Problem to work on>
Echo the lines starting at the first line of the records and ending at the line that contains "lat-tick-label: 2°N xyxy=(27,756,62,779)", reproducing each one exactly.

Supplied information>
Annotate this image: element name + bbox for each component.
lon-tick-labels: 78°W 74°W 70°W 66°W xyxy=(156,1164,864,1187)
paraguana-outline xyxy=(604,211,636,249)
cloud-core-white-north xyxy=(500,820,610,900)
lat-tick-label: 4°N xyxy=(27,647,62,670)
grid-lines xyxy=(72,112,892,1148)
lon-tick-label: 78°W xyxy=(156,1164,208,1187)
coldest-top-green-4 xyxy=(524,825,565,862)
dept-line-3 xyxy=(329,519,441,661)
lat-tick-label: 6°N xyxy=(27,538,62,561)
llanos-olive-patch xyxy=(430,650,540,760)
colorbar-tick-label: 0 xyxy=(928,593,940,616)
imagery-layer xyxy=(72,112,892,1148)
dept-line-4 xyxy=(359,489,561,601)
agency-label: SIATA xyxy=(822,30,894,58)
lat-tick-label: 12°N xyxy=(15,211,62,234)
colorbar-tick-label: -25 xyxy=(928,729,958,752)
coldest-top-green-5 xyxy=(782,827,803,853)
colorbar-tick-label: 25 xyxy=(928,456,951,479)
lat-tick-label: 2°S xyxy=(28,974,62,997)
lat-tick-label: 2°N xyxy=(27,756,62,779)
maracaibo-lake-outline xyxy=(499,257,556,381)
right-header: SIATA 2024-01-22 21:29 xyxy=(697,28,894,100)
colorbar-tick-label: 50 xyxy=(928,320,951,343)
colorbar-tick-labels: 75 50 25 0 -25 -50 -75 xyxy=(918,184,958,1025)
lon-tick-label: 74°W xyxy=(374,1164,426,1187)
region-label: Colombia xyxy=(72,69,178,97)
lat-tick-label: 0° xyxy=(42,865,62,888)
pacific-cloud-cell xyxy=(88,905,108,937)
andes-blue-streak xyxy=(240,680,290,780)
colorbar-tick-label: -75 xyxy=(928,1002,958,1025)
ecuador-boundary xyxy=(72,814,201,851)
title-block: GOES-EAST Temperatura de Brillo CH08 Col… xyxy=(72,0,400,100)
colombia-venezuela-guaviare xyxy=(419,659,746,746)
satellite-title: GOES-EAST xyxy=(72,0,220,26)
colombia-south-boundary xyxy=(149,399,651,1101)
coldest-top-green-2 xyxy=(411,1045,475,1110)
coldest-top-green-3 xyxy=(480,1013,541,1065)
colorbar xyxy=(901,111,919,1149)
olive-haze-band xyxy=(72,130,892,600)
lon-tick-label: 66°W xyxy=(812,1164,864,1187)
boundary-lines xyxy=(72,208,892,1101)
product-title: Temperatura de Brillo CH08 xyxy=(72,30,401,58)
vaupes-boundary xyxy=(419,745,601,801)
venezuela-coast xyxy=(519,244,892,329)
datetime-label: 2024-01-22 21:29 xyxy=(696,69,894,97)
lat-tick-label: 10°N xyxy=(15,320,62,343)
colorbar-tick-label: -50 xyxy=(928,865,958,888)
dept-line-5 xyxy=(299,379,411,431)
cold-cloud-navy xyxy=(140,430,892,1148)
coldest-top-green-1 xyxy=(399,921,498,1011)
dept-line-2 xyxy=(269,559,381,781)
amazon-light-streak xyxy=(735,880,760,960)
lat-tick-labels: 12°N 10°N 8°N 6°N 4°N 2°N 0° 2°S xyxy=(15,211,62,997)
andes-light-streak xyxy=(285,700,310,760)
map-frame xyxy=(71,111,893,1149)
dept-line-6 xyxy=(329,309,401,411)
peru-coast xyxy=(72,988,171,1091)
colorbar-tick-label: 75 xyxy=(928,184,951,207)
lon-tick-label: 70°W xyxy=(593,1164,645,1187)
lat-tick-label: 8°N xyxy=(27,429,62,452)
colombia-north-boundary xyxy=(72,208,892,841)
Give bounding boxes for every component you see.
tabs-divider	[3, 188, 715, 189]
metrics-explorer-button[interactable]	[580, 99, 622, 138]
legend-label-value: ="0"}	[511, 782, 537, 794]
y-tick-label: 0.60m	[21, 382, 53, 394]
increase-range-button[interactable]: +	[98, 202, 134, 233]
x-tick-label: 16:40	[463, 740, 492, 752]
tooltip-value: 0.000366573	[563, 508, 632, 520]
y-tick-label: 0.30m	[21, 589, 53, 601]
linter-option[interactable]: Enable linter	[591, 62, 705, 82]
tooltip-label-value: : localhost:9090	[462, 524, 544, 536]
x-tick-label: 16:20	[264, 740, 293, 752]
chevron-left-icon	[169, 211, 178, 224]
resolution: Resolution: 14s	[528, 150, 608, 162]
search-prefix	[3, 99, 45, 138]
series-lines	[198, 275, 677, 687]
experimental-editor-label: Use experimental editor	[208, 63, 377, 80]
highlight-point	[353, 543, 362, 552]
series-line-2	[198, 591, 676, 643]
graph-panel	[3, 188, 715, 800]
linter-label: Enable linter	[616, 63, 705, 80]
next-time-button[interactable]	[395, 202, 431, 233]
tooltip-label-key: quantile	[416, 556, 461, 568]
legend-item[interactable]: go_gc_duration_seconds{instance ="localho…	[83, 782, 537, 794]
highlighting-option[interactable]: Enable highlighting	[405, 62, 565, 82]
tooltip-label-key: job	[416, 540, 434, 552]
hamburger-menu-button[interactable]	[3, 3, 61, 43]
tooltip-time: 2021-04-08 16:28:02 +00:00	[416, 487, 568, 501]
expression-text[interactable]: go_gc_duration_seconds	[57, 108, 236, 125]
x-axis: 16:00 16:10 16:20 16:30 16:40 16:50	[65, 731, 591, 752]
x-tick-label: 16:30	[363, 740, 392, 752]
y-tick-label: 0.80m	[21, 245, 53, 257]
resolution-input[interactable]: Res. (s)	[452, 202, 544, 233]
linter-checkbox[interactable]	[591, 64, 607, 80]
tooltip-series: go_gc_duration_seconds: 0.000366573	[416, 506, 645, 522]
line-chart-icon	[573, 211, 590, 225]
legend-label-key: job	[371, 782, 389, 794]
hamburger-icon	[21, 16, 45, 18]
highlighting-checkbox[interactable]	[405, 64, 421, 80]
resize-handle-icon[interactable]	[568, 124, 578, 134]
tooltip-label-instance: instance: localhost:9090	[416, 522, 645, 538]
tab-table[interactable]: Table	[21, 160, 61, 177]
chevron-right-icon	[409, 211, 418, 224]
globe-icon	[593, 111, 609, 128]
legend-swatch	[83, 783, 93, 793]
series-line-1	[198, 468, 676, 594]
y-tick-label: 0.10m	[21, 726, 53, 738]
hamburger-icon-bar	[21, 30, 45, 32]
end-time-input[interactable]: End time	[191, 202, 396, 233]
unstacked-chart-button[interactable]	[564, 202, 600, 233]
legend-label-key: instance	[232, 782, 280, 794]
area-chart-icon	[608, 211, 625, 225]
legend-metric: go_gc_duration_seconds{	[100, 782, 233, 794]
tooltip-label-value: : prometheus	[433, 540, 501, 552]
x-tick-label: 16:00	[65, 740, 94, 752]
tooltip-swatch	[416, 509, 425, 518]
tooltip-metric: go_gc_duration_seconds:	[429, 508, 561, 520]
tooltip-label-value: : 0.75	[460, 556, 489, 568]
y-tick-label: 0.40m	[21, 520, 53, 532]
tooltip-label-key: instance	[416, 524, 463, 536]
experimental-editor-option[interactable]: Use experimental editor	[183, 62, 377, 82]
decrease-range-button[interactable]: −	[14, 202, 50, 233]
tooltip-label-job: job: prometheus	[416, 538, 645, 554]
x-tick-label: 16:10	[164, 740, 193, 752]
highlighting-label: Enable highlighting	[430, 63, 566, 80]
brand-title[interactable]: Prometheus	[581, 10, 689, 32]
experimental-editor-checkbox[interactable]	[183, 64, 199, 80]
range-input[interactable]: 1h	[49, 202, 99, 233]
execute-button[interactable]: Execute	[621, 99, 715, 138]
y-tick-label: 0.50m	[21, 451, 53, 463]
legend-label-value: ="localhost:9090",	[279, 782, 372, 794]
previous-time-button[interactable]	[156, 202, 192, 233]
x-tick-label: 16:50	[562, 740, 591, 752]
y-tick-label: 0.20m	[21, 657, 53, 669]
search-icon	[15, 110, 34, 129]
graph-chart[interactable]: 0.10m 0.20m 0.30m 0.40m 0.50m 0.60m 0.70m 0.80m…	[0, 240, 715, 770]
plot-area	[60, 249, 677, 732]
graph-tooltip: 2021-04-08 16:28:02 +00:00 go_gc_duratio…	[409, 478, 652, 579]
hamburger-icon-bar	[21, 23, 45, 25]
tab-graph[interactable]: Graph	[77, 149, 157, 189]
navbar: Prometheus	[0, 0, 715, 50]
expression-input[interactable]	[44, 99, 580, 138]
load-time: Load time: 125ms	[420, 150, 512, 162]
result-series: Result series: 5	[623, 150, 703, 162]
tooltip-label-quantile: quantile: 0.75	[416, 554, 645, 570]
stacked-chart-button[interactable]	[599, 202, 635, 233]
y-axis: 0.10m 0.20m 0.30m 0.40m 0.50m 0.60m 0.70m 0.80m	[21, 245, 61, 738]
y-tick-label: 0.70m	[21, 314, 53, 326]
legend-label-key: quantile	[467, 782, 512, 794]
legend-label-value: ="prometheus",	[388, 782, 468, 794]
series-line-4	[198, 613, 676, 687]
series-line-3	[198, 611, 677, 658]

Worked solution>
Annotate this image: element name + bbox for each component.
lon-tick-labels: 78°W 74°W 70°W 66°W xyxy=(156,1164,864,1187)
paraguana-outline xyxy=(604,211,636,249)
cloud-core-white-north xyxy=(500,820,610,900)
lat-tick-label: 4°N xyxy=(27,647,62,670)
grid-lines xyxy=(72,112,892,1148)
lon-tick-label: 78°W xyxy=(156,1164,208,1187)
coldest-top-green-4 xyxy=(524,825,565,862)
dept-line-3 xyxy=(329,519,441,661)
lat-tick-label: 6°N xyxy=(27,538,62,561)
llanos-olive-patch xyxy=(430,650,540,760)
colorbar-tick-label: 0 xyxy=(928,593,940,616)
imagery-layer xyxy=(72,112,892,1148)
dept-line-4 xyxy=(359,489,561,601)
agency-label: SIATA xyxy=(822,30,894,58)
lat-tick-label: 12°N xyxy=(15,211,62,234)
colorbar-tick-label: -25 xyxy=(928,729,958,752)
coldest-top-green-5 xyxy=(782,827,803,853)
colorbar-tick-label: 25 xyxy=(928,456,951,479)
lat-tick-label: 2°S xyxy=(28,974,62,997)
lat-tick-label: 2°N xyxy=(27,756,62,779)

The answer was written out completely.